__What you should do__.
Gather every line in the records below that contains the word "undelete".

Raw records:
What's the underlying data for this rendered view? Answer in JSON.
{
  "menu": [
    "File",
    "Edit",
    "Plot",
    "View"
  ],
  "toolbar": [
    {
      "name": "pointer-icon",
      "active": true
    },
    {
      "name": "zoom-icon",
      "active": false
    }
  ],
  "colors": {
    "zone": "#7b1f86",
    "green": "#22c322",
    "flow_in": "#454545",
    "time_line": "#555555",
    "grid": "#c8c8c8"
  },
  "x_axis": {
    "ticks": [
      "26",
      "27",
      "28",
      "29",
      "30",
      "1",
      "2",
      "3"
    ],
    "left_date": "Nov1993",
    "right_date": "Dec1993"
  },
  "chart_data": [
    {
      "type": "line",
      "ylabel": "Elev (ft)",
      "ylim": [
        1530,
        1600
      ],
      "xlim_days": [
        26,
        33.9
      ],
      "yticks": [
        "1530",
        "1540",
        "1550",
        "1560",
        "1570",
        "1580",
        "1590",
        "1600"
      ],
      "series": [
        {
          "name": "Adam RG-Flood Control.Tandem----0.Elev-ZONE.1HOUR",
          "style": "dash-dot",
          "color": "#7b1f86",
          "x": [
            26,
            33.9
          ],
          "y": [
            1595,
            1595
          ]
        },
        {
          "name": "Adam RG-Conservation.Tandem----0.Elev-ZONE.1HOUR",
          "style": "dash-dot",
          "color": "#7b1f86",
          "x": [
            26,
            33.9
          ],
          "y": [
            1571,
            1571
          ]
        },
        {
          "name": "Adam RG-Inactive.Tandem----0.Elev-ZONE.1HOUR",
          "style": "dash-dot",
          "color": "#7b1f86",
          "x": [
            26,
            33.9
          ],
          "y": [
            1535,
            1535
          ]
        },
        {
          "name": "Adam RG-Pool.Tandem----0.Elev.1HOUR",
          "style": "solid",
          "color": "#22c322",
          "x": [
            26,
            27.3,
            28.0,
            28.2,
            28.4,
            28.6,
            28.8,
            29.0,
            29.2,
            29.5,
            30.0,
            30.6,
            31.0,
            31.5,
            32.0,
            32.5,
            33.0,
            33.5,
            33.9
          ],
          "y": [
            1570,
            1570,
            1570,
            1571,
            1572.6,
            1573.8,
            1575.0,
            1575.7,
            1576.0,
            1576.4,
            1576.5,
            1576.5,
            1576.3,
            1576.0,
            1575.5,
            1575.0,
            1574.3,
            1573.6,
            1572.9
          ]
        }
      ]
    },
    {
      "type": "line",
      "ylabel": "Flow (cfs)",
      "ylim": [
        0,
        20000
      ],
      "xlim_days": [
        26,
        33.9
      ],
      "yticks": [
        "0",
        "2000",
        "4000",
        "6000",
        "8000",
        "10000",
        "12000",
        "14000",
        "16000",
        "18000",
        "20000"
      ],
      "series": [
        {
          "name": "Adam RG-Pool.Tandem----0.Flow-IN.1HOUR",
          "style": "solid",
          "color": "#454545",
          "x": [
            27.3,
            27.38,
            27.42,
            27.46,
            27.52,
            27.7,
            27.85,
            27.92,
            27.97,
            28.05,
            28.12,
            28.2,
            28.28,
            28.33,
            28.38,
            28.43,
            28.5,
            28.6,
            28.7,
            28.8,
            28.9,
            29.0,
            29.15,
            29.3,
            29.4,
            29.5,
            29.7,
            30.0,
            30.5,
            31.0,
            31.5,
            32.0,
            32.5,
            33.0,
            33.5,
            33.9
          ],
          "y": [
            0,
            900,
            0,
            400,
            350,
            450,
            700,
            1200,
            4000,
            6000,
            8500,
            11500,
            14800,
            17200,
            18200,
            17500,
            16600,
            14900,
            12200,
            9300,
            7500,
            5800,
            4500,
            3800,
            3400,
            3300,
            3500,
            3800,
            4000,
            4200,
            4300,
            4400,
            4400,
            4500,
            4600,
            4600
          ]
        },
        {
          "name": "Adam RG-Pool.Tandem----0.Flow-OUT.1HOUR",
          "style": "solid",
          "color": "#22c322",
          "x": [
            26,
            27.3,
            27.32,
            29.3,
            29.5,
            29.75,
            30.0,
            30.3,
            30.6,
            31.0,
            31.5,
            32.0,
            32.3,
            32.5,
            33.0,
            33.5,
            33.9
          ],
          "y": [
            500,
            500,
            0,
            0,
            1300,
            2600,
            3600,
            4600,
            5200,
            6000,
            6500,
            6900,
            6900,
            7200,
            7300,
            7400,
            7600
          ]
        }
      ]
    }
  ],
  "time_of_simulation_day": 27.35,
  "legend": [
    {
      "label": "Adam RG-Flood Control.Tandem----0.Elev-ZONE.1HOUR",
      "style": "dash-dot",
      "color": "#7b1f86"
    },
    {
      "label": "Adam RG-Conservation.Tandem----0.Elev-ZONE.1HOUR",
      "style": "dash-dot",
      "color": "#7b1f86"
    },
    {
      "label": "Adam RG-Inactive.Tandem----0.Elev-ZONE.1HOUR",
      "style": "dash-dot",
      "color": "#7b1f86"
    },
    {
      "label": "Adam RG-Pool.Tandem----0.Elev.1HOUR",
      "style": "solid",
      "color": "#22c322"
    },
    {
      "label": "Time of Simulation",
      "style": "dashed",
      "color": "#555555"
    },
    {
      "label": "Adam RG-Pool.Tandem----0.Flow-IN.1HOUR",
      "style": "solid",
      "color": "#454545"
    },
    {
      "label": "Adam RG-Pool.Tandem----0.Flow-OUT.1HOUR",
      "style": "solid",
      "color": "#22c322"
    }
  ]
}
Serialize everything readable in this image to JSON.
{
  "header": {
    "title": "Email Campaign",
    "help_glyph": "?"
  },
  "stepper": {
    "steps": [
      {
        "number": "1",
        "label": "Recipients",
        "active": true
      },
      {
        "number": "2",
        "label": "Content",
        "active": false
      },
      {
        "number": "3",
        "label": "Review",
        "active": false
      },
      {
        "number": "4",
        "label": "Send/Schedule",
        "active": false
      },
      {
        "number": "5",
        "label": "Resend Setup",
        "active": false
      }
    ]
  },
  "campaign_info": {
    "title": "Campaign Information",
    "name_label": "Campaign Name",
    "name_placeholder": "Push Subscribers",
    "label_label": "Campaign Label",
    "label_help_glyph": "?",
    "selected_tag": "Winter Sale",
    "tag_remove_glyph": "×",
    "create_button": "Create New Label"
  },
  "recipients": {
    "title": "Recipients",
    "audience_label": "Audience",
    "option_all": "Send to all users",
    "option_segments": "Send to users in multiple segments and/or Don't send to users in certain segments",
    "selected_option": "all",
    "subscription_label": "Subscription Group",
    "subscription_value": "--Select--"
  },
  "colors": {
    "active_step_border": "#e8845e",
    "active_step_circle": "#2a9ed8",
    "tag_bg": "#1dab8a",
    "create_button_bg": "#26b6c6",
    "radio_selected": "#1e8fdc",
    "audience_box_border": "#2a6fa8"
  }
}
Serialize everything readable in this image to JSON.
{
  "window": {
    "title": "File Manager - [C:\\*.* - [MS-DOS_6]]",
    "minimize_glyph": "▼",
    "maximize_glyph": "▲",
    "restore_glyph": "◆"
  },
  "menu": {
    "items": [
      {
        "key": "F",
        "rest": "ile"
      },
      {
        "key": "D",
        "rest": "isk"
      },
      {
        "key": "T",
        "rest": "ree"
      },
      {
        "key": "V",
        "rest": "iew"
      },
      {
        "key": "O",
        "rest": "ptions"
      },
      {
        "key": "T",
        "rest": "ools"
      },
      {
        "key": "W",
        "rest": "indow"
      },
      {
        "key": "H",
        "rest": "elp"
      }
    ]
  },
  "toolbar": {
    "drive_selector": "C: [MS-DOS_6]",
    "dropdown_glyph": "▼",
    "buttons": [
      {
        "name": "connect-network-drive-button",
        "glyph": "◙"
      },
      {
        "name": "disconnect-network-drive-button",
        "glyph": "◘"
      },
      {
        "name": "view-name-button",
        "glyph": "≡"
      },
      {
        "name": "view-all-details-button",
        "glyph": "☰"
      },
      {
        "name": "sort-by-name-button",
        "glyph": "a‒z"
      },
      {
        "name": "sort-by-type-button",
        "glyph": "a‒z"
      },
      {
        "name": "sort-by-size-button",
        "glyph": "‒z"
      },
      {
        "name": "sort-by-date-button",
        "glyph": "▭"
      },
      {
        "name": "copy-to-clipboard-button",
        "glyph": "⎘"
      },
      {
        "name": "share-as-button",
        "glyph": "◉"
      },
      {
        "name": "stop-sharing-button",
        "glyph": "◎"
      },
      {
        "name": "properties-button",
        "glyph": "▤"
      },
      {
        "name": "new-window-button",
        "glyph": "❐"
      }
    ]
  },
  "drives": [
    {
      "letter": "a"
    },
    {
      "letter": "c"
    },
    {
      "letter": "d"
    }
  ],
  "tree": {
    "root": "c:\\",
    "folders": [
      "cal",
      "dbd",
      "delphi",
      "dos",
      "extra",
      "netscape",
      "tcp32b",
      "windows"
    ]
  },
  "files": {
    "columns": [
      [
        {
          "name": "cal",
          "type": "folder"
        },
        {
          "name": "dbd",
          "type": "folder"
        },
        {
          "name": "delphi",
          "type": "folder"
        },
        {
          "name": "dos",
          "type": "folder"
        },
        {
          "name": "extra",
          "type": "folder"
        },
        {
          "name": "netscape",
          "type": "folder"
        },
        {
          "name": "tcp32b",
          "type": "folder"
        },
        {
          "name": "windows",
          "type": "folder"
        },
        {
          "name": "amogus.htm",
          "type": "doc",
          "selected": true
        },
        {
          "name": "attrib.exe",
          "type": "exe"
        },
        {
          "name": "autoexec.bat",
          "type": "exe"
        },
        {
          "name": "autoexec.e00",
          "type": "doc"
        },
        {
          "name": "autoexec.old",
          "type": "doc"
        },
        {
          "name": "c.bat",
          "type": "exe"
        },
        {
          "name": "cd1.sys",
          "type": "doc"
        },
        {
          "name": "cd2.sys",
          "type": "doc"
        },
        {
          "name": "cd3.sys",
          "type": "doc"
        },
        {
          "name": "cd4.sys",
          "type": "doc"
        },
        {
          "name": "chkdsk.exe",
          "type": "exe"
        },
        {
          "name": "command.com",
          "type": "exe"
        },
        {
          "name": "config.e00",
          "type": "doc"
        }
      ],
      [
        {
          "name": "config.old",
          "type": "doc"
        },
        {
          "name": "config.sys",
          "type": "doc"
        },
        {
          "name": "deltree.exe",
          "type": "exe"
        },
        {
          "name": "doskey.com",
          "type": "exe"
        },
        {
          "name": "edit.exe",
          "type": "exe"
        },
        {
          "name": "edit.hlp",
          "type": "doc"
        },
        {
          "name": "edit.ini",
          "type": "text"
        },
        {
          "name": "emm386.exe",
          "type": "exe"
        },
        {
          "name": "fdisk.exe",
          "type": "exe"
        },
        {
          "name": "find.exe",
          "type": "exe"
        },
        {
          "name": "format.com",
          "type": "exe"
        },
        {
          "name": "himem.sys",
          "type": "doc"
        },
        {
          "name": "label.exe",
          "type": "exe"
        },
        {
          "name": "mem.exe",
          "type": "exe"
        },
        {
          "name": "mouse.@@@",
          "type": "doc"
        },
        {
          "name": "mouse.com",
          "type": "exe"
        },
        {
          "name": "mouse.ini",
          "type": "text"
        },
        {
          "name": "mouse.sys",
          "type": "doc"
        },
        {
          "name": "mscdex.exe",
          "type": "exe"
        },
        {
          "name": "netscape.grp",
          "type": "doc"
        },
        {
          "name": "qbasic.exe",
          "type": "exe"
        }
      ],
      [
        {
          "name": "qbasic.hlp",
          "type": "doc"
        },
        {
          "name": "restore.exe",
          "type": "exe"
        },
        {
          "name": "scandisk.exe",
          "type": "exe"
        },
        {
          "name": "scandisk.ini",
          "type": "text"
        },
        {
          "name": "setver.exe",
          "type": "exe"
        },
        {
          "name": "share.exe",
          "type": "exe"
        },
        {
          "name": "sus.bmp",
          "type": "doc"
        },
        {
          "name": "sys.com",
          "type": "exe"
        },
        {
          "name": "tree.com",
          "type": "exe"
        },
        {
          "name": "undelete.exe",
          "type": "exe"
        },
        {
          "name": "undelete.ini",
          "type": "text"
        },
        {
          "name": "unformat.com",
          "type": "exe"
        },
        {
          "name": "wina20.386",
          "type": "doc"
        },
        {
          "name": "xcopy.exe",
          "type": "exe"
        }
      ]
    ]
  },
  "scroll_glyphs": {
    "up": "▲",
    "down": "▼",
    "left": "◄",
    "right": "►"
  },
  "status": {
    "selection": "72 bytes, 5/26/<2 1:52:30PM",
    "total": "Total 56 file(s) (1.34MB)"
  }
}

__Solution for this task__.
          "name": "undelete.exe",
          "name": "undelete.ini",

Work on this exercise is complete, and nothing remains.